===== Working data

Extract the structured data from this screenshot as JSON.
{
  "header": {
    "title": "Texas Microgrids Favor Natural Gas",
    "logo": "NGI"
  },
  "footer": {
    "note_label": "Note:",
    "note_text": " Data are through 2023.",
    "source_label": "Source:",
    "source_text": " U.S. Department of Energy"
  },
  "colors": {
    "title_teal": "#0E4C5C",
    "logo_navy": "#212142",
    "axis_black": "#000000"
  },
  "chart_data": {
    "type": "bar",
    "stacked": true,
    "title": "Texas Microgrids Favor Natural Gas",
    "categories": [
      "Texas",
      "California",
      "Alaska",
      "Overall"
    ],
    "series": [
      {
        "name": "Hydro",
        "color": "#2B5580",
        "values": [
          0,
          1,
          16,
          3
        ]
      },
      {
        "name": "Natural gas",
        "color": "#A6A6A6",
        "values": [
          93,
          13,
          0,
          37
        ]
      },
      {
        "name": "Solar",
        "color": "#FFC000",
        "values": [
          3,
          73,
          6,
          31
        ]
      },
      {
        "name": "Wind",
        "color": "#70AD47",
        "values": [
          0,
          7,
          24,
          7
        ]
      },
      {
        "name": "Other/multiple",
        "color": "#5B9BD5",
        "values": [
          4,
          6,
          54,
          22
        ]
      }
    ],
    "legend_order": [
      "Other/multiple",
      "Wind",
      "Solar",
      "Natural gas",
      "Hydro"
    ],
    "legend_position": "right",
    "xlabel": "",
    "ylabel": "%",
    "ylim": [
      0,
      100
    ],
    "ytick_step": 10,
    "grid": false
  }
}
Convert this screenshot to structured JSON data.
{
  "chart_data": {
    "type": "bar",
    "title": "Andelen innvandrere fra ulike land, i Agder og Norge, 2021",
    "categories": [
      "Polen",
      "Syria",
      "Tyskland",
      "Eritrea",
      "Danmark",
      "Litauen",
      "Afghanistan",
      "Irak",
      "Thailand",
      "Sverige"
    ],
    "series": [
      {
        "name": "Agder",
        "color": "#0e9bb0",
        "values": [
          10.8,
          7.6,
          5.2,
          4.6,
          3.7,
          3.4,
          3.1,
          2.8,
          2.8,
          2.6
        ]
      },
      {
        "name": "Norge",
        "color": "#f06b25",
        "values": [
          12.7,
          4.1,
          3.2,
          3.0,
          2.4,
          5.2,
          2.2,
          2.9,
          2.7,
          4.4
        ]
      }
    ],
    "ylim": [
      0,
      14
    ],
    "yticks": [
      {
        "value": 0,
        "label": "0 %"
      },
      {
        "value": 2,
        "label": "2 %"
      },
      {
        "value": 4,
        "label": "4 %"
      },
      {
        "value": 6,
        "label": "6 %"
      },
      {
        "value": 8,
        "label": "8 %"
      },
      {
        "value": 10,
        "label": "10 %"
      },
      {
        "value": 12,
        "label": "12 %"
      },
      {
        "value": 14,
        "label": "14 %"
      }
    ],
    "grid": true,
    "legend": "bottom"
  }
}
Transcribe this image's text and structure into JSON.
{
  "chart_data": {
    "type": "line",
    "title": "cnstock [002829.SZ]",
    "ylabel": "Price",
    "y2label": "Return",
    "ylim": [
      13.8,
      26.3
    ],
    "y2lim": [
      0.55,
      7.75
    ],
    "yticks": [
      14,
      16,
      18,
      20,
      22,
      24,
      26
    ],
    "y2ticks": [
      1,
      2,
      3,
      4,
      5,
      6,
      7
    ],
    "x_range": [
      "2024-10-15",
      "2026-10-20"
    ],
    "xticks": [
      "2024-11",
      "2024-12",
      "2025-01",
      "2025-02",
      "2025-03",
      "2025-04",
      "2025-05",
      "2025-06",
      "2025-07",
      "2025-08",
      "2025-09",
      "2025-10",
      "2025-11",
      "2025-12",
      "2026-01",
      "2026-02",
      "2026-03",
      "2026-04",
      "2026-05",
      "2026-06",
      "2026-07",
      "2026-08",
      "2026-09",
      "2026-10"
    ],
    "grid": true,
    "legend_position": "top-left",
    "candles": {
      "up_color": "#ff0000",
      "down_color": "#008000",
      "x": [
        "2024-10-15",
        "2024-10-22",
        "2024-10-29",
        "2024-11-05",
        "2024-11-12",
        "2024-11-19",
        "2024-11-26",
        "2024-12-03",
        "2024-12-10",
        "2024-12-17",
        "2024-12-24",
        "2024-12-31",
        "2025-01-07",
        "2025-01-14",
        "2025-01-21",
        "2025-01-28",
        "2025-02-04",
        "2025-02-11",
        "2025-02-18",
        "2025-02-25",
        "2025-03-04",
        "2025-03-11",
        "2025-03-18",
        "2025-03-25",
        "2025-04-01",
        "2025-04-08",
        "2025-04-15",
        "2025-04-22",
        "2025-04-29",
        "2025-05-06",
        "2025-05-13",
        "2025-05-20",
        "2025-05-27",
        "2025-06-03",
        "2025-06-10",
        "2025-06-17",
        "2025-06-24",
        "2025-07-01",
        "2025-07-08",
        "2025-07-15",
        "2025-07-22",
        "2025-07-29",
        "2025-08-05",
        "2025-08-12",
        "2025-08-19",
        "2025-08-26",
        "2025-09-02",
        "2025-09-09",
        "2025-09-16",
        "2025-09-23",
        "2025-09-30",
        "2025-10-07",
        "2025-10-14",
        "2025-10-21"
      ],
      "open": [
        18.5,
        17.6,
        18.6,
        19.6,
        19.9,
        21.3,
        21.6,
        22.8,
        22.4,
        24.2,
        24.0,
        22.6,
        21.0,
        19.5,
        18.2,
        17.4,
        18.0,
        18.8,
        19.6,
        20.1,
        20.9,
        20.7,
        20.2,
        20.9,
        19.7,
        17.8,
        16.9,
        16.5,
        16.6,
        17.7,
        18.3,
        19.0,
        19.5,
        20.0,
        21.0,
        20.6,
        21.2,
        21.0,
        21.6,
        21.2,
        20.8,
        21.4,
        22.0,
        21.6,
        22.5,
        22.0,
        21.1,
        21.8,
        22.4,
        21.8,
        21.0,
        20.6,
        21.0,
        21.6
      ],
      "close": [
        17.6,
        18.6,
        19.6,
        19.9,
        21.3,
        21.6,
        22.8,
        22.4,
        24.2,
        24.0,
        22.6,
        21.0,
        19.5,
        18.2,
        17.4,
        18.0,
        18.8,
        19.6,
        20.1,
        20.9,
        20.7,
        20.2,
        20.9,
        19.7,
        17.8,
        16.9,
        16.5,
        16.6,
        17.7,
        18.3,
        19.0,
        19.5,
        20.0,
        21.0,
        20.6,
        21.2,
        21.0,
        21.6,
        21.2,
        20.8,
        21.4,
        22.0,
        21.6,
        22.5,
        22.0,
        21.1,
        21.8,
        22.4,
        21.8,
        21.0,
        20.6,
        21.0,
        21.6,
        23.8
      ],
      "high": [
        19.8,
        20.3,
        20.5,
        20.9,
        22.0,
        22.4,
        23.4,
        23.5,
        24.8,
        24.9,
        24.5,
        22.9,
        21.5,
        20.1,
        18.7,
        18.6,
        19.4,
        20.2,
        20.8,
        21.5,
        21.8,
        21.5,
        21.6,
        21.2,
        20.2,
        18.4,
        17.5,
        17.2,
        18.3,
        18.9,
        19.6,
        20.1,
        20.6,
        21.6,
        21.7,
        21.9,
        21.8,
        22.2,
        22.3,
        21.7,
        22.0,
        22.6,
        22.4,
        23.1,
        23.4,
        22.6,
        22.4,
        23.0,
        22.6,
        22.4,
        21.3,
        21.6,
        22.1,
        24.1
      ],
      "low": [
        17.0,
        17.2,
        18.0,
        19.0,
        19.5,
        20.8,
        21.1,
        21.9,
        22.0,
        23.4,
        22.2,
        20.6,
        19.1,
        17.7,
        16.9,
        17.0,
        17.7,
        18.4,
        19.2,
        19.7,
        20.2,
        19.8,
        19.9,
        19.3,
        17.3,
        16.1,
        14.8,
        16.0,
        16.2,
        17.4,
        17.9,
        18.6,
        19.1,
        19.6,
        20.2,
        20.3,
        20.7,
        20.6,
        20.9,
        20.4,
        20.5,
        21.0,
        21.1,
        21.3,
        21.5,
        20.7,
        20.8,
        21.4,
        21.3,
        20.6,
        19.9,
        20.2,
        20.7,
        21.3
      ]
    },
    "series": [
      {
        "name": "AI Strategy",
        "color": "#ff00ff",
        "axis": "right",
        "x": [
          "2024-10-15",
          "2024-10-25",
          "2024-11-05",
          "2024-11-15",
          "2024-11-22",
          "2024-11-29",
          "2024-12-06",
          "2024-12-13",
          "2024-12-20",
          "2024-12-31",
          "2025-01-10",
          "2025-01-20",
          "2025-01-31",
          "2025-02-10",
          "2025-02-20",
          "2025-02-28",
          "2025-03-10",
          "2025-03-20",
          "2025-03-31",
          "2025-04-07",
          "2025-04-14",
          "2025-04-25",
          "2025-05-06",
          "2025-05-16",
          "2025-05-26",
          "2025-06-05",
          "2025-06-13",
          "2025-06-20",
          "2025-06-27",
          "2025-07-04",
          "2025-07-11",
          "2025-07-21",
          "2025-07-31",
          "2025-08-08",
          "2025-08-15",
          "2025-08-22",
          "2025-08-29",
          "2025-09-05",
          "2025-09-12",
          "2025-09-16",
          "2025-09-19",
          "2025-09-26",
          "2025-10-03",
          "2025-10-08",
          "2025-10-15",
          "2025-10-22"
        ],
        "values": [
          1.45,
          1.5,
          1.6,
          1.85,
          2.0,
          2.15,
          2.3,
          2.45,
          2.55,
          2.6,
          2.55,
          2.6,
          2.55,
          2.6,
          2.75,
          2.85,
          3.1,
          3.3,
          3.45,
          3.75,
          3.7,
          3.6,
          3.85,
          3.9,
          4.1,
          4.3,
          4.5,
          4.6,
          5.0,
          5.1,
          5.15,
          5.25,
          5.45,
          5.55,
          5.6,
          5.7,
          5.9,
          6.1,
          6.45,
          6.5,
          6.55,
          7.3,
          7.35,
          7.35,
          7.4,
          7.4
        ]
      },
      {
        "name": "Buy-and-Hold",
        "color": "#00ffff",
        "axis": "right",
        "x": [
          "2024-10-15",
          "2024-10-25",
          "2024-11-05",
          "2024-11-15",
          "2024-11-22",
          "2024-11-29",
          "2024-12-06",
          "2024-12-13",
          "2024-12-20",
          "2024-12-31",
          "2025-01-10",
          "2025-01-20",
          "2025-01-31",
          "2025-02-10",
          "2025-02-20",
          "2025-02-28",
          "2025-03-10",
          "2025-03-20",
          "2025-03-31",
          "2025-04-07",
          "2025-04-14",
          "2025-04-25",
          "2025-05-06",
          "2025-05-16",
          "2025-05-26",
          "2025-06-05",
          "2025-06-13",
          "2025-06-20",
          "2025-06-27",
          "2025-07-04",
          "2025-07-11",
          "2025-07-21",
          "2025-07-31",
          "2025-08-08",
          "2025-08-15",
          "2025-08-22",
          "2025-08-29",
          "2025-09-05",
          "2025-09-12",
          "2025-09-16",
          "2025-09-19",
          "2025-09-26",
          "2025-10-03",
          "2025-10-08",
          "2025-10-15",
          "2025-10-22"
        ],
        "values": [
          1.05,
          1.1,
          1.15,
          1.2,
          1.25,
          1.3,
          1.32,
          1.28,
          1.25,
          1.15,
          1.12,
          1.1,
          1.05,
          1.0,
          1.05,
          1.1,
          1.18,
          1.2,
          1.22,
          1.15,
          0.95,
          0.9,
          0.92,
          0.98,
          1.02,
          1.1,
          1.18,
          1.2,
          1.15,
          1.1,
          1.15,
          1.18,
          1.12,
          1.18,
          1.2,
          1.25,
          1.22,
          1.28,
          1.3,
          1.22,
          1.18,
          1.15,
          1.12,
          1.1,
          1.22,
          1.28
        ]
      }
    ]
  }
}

==========

Filter the data for the string "Norge" and copy every line that has it.

    "title": "Andelen innvandrere fra ulike land, i Agder og Norge, 2021",
        "name": "Norge",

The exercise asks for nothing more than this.